— Required task —
Filter these entries so that only lines with the word "document" remain.

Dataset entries

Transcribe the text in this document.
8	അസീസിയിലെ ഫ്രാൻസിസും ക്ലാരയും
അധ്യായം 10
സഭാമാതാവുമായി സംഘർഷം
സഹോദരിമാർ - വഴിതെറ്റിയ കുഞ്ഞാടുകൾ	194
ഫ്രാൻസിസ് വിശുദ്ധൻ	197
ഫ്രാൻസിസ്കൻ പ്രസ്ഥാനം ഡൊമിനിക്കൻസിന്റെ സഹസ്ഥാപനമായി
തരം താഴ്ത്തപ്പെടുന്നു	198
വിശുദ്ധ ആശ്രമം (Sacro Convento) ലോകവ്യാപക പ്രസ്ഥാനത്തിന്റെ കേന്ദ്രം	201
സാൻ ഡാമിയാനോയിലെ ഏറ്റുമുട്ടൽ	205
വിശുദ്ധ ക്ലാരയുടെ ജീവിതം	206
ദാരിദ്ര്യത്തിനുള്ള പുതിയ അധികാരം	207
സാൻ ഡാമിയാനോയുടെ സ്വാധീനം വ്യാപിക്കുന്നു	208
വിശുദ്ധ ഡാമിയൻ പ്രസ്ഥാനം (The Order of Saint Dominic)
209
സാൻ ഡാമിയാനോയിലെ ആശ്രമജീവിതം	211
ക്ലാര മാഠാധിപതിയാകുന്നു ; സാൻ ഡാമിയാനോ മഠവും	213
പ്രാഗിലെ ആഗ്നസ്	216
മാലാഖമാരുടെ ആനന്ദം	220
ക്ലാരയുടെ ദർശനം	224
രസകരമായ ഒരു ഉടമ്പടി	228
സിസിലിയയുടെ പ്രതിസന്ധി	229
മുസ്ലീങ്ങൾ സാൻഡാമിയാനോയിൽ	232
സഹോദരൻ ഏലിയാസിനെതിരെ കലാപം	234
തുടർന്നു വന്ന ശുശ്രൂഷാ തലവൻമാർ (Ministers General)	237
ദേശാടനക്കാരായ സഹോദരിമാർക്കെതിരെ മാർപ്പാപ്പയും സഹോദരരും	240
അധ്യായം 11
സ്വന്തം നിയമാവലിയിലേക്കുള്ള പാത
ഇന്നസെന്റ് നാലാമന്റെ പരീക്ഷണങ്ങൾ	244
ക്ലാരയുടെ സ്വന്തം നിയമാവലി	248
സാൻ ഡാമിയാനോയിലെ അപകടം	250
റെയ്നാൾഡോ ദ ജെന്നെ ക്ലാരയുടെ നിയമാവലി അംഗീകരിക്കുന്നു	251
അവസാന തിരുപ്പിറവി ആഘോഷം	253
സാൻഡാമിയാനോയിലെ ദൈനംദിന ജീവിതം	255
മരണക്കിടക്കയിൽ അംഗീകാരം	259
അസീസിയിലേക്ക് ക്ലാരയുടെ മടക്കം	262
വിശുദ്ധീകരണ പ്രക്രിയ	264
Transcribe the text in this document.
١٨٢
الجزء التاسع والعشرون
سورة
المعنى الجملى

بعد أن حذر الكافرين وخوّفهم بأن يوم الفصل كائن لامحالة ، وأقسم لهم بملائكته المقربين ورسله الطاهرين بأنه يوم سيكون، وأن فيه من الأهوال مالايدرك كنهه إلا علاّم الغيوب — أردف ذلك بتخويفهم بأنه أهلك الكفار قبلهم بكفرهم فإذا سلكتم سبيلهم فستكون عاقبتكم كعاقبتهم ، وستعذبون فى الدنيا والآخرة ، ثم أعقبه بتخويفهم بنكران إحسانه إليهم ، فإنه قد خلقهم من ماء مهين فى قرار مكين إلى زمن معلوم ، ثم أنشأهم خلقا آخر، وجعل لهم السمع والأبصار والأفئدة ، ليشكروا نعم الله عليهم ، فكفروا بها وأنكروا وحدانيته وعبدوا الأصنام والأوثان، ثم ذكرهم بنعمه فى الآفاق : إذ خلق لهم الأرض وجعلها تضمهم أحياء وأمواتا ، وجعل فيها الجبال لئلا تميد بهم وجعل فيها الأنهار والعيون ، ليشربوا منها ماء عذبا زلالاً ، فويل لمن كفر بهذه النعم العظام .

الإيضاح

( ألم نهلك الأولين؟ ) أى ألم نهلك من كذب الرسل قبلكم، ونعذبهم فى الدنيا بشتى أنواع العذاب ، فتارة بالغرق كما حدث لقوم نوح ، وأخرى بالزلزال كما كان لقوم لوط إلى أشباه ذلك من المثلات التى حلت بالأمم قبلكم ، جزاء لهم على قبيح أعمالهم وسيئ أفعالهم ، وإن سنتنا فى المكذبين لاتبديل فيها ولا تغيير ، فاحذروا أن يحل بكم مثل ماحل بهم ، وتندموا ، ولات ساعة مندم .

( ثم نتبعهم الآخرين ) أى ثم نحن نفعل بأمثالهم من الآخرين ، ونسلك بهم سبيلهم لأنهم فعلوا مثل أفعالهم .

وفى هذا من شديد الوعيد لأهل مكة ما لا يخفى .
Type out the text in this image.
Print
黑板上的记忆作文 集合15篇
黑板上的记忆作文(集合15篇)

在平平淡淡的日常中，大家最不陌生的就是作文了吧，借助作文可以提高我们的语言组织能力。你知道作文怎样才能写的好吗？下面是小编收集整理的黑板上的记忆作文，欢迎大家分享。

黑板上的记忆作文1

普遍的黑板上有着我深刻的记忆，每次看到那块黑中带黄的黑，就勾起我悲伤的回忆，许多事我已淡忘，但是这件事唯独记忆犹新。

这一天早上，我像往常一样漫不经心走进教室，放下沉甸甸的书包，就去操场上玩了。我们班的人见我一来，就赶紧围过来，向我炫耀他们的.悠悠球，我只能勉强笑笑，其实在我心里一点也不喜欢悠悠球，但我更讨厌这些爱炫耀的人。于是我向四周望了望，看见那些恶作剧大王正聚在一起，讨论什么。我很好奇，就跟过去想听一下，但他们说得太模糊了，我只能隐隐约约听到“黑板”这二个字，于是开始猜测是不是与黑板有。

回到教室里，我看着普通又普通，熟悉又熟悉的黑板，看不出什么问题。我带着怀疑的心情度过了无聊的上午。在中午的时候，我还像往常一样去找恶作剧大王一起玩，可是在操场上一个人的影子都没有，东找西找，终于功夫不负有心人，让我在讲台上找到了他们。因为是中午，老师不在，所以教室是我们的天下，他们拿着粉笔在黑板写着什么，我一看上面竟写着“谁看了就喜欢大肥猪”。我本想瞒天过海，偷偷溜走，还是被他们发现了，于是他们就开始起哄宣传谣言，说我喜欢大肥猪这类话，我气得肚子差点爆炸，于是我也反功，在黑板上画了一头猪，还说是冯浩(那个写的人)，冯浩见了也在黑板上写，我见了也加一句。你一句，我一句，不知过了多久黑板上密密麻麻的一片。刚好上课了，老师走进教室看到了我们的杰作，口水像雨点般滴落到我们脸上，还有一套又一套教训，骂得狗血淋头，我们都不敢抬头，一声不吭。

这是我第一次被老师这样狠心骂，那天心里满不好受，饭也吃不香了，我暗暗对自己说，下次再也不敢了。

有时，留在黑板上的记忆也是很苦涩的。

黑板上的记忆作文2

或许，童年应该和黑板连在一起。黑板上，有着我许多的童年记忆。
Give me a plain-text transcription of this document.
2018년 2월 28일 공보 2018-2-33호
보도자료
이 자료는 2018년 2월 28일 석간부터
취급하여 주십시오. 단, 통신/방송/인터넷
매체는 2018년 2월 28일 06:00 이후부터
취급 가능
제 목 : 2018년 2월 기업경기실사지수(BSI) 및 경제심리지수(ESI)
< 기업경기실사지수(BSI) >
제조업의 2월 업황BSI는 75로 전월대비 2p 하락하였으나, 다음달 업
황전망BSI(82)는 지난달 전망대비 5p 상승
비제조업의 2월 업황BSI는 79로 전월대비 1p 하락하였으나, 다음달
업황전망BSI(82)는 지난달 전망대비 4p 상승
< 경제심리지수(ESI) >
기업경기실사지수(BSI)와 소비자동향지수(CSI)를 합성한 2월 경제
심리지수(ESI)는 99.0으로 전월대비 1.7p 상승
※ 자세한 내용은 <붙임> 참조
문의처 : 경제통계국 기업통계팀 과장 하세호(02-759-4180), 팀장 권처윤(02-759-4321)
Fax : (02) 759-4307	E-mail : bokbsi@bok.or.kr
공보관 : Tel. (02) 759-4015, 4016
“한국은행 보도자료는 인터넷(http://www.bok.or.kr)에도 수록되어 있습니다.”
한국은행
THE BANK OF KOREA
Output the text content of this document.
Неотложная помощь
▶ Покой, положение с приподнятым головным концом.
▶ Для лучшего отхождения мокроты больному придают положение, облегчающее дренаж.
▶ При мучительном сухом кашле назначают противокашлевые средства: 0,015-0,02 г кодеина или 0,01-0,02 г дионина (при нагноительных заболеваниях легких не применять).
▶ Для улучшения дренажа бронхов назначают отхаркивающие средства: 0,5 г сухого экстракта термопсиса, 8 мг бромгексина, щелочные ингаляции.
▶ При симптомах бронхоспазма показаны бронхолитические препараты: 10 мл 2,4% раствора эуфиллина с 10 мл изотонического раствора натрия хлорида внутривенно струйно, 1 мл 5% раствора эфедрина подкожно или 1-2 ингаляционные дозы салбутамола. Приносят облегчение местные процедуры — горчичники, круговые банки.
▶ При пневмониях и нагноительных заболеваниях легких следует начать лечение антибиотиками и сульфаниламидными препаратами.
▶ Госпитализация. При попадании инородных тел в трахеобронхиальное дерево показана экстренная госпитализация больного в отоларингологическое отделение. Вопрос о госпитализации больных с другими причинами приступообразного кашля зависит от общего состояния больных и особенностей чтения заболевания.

— Completed task —
Transcribe the text in this document.
Transcribe the text in this document.
Give me a plain-text transcription of this document.
Output the text content of this document.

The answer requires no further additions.